* WHAT THE EXERCISE ASKS: Answer with one number: how many lines hold the string "color".

* WORKING DATA:
○ ○ ○ ○ ○

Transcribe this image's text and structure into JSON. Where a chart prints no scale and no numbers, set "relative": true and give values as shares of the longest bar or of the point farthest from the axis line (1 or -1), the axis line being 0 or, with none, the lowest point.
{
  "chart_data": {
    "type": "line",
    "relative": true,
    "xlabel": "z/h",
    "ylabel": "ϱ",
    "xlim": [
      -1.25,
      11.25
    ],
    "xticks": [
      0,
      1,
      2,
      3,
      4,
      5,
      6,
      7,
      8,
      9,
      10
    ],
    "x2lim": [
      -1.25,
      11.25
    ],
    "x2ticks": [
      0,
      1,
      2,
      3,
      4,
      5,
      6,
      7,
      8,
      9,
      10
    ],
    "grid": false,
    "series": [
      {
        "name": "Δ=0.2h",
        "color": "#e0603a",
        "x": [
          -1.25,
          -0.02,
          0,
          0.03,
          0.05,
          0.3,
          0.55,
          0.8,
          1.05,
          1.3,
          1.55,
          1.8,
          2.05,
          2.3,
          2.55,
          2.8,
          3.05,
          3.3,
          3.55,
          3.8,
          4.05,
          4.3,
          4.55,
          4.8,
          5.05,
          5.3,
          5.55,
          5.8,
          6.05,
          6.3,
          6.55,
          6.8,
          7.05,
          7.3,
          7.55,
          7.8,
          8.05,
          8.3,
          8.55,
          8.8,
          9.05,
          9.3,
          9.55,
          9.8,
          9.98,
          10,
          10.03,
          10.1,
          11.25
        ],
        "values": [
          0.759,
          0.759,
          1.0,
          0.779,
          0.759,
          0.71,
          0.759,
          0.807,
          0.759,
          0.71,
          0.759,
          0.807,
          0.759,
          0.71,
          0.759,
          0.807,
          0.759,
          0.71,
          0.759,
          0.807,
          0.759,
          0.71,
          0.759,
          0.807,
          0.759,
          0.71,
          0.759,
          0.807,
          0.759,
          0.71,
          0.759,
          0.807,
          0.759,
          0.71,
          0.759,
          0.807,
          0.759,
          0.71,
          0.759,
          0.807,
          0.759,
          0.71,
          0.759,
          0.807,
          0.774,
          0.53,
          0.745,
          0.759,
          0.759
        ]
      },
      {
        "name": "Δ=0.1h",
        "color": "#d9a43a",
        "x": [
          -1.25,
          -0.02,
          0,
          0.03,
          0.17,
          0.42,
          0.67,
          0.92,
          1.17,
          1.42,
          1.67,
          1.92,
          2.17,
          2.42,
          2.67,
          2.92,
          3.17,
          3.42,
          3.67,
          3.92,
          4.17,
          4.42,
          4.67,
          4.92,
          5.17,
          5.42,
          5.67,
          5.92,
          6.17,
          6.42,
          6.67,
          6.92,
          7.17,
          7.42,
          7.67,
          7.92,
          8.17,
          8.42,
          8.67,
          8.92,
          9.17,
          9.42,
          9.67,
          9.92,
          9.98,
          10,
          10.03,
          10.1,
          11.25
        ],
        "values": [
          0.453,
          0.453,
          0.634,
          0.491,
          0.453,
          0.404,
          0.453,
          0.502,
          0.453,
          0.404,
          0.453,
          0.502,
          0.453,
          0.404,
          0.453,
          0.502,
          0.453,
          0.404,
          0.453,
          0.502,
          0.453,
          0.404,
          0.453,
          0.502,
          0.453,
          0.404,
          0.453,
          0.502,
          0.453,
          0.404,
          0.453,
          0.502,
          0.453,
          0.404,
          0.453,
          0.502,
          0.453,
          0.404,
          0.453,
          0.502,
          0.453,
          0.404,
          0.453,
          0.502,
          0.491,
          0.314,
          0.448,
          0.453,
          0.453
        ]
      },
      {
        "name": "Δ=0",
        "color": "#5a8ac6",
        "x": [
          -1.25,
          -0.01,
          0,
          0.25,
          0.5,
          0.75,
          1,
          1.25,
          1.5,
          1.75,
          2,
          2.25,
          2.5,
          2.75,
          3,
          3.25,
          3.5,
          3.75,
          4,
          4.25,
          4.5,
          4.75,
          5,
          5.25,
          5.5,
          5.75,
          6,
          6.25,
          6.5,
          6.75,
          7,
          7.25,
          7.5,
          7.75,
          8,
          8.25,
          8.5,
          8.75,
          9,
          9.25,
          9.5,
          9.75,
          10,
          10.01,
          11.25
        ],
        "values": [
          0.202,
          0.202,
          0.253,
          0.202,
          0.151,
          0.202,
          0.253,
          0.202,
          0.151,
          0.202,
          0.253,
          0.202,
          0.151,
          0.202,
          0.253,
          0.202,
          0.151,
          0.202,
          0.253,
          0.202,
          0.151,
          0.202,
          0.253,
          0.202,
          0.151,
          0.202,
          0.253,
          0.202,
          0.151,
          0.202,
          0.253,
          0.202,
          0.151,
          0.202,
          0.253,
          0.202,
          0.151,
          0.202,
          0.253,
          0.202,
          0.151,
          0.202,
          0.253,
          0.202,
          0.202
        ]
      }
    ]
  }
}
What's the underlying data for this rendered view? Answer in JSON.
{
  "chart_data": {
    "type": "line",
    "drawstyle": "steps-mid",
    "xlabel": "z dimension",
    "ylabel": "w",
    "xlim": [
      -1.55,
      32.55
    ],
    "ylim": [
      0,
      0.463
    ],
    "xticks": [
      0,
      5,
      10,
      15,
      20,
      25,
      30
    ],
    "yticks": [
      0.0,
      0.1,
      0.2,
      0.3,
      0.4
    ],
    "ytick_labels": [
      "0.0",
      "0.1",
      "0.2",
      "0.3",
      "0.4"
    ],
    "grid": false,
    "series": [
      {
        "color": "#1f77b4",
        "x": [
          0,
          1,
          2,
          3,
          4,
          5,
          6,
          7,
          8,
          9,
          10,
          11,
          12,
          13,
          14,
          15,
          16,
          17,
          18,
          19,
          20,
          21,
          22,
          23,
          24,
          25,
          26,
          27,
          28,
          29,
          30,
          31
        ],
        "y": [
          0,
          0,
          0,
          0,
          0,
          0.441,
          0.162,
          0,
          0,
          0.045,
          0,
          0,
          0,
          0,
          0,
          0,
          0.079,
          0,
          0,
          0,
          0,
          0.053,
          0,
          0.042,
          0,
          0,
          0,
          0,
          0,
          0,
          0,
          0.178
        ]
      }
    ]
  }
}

○ ○ ○ ○ ○

* EXERCISE RESULT: 4